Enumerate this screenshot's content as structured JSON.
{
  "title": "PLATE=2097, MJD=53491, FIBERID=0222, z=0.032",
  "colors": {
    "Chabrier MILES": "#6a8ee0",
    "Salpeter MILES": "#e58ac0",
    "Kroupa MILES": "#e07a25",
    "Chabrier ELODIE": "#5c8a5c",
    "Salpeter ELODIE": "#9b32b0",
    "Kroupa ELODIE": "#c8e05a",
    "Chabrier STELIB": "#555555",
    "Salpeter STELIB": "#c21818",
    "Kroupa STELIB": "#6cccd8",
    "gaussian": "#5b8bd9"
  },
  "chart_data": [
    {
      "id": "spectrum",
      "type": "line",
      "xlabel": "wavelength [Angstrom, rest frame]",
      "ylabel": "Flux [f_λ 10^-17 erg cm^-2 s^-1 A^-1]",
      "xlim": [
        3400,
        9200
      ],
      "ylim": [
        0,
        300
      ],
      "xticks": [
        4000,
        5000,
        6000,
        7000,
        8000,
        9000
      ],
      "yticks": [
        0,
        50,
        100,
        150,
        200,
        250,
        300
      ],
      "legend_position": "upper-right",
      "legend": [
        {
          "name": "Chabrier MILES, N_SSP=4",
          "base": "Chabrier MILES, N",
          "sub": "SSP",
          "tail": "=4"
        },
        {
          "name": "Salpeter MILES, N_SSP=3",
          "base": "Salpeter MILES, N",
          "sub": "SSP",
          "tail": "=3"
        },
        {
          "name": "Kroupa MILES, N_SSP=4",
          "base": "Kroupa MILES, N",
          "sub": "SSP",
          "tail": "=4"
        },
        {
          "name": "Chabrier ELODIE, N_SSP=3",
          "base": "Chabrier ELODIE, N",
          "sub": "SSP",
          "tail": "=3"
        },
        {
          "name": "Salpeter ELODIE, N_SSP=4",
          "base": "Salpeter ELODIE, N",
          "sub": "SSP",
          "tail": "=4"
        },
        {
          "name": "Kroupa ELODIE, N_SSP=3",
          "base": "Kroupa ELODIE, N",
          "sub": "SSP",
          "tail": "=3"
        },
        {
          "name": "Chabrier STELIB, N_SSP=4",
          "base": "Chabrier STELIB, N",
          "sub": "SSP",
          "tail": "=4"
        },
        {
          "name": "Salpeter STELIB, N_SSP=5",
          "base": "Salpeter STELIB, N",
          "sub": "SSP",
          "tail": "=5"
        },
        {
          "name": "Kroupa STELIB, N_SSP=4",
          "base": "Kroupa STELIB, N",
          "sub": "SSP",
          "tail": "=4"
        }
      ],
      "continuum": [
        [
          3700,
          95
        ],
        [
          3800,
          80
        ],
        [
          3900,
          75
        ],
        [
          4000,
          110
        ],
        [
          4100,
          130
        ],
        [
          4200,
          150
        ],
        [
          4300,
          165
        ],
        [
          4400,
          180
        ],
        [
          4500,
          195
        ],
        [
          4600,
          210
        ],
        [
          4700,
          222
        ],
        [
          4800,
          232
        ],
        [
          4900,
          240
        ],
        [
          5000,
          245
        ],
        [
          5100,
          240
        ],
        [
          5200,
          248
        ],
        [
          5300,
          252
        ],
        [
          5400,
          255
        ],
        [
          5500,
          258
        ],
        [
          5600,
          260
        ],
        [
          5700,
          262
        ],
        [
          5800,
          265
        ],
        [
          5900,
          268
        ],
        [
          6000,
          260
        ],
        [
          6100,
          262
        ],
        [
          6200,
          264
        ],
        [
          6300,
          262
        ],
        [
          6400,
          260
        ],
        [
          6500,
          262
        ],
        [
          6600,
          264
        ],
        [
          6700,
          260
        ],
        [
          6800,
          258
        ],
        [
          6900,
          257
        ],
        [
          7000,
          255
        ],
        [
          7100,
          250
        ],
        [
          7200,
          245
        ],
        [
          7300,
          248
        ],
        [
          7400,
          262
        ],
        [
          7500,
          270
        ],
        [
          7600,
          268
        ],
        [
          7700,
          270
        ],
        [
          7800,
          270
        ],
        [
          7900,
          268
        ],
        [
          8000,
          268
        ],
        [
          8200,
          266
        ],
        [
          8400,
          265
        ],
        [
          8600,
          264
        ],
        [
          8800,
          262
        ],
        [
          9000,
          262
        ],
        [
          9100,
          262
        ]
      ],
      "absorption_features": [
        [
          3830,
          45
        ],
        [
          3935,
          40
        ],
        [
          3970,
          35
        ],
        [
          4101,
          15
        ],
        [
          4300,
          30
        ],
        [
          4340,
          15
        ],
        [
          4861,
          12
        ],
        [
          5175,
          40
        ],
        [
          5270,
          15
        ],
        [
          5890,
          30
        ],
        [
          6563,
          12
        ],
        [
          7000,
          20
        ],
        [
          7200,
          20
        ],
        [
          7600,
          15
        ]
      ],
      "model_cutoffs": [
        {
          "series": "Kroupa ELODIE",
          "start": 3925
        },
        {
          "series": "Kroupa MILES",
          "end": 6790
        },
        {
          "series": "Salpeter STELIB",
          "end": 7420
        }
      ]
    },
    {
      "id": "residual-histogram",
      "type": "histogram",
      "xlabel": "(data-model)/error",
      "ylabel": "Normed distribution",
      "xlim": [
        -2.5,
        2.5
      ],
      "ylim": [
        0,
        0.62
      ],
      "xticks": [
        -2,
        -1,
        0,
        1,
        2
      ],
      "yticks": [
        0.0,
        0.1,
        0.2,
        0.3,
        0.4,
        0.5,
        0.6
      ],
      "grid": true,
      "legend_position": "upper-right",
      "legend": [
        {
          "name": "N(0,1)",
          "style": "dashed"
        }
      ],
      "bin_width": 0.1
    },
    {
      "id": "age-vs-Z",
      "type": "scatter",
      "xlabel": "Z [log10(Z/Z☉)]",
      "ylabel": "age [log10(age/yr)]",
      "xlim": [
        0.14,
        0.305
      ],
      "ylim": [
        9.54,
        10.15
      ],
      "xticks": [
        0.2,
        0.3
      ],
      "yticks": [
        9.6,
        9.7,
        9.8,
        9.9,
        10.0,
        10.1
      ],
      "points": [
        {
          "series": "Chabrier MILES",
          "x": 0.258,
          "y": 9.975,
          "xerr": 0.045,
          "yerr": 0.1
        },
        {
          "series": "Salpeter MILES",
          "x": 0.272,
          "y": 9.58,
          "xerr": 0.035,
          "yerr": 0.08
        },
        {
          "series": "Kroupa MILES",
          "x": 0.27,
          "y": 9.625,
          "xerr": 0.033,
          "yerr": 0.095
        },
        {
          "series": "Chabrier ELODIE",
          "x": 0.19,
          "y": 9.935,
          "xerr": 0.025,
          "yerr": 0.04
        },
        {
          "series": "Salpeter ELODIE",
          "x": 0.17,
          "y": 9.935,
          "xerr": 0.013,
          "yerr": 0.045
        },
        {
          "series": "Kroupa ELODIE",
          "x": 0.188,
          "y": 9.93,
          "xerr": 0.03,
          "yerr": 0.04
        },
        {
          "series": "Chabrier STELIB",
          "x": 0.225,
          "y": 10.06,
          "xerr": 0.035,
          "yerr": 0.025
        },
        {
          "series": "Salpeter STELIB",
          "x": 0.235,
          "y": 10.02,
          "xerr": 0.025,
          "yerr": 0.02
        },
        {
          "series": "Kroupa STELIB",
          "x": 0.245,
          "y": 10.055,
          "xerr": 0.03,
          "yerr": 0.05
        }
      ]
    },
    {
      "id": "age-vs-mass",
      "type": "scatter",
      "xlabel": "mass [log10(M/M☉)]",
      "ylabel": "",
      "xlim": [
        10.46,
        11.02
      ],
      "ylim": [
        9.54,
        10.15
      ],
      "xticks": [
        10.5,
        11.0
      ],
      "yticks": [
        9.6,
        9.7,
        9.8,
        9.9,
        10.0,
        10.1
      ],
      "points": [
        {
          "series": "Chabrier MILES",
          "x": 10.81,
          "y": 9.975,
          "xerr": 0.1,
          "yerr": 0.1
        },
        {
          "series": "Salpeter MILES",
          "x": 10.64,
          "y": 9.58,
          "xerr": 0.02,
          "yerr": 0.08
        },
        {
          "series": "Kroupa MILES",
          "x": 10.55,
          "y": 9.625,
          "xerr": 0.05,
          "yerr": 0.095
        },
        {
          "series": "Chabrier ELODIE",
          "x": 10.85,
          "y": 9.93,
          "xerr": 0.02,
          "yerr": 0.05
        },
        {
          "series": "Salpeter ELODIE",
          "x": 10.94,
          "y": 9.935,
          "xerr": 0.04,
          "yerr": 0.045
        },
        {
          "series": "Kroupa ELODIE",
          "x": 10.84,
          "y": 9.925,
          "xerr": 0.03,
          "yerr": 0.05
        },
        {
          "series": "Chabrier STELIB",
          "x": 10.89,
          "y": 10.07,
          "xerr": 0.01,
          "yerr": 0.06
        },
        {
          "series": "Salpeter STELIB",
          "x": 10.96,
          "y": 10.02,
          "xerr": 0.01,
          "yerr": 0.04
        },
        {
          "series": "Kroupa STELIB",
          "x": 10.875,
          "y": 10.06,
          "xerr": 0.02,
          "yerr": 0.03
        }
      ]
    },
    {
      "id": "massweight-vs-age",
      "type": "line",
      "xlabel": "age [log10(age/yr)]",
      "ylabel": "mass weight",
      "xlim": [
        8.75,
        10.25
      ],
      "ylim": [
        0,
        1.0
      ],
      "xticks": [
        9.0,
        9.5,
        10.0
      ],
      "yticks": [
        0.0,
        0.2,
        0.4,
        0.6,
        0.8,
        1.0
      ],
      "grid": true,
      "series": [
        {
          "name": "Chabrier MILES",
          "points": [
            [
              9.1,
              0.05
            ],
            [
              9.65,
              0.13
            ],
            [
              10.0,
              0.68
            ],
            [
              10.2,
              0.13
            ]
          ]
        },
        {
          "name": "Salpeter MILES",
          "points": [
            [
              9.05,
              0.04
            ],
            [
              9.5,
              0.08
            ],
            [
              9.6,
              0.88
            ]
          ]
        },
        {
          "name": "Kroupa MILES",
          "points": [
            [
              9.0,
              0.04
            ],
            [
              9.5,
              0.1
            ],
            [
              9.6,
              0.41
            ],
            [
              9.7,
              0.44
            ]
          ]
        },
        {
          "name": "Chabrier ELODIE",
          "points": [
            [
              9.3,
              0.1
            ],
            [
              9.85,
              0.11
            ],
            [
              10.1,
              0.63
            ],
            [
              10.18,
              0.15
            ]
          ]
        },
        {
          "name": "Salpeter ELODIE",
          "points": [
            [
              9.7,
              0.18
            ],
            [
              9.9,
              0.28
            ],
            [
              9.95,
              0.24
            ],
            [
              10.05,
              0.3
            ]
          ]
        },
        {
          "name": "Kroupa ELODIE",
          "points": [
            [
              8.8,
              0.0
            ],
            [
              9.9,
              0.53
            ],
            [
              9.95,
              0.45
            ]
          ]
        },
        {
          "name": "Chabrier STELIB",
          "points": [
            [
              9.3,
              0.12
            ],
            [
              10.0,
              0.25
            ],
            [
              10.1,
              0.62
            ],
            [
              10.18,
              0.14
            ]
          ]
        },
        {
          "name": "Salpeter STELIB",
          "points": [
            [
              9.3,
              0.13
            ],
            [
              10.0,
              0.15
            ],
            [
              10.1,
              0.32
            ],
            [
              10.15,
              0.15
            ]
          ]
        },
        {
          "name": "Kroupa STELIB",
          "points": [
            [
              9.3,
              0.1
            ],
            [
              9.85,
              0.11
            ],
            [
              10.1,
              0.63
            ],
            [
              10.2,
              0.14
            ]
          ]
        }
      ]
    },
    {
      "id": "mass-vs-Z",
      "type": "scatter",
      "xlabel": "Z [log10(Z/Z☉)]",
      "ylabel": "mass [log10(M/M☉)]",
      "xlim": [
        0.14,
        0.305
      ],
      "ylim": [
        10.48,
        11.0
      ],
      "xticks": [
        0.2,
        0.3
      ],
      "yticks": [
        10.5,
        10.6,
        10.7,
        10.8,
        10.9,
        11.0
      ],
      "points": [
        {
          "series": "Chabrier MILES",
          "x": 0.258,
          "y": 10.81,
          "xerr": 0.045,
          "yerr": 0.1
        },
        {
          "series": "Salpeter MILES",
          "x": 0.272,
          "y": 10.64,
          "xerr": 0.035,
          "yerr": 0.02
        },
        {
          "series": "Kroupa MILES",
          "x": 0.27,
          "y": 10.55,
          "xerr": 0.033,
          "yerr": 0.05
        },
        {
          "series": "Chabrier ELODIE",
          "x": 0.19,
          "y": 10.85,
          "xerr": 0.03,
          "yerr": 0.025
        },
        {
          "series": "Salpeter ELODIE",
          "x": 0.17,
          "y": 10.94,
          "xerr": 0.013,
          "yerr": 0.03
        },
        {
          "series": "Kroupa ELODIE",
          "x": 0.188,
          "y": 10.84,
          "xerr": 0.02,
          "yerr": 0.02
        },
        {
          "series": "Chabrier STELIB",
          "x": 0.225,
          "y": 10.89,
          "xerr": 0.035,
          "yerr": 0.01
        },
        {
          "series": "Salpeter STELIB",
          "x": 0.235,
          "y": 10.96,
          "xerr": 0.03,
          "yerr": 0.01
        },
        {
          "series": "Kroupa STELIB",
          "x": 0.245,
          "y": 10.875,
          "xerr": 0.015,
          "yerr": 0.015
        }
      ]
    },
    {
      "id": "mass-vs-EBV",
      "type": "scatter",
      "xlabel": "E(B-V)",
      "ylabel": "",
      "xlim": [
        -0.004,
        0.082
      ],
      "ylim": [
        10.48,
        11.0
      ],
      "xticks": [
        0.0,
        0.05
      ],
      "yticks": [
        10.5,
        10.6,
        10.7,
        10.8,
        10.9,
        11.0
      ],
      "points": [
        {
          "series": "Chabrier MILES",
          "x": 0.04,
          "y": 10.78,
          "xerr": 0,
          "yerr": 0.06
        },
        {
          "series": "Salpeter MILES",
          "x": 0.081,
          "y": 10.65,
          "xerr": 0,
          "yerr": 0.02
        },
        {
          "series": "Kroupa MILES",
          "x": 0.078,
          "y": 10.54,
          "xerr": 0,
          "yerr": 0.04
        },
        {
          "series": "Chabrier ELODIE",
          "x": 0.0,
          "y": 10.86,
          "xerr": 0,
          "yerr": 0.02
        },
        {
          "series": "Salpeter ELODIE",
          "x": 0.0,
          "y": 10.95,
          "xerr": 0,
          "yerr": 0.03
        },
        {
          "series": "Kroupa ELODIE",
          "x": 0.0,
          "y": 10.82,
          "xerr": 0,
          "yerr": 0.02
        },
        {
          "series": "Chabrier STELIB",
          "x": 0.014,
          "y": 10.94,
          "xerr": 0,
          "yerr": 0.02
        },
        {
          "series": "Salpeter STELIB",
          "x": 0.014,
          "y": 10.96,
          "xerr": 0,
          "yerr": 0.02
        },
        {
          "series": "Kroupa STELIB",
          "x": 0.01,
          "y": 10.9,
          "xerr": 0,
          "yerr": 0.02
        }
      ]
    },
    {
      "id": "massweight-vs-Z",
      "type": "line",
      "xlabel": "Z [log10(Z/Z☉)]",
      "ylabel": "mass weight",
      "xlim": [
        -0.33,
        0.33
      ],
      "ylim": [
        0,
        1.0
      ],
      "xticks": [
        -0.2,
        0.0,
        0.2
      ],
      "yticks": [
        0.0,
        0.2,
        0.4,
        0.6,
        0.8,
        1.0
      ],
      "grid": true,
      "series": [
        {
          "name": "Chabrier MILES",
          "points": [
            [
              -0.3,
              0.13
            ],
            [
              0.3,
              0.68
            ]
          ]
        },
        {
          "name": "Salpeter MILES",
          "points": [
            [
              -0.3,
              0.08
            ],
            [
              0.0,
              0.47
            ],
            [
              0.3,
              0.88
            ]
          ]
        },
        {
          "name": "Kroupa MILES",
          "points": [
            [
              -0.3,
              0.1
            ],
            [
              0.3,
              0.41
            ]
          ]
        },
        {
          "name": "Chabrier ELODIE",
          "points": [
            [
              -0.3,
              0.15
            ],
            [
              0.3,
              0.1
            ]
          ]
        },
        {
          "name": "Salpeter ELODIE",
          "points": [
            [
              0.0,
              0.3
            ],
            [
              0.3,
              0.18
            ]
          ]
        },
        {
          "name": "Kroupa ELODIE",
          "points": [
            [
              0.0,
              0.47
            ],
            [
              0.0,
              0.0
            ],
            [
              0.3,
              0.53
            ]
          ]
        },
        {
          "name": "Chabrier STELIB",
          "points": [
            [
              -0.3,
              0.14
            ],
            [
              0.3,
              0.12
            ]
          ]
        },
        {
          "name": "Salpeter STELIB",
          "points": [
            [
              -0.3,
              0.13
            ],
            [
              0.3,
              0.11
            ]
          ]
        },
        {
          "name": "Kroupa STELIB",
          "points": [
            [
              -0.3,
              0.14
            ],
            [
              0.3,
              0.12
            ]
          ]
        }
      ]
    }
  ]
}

> What you need to do:
Pick out the lines containing the string "ylabel".

> Answer to this problem:
      "ylabel": "Flux [f_λ 10^-17 erg cm^-2 s^-1 A^-1]",
      "ylabel": "Normed distribution",
      "ylabel": "age [log10(age/yr)]",
      "ylabel": "",
      "ylabel": "mass weight",
      "ylabel": "mass [log10(M/M☉)]",
      "ylabel": "",
      "ylabel": "mass weight",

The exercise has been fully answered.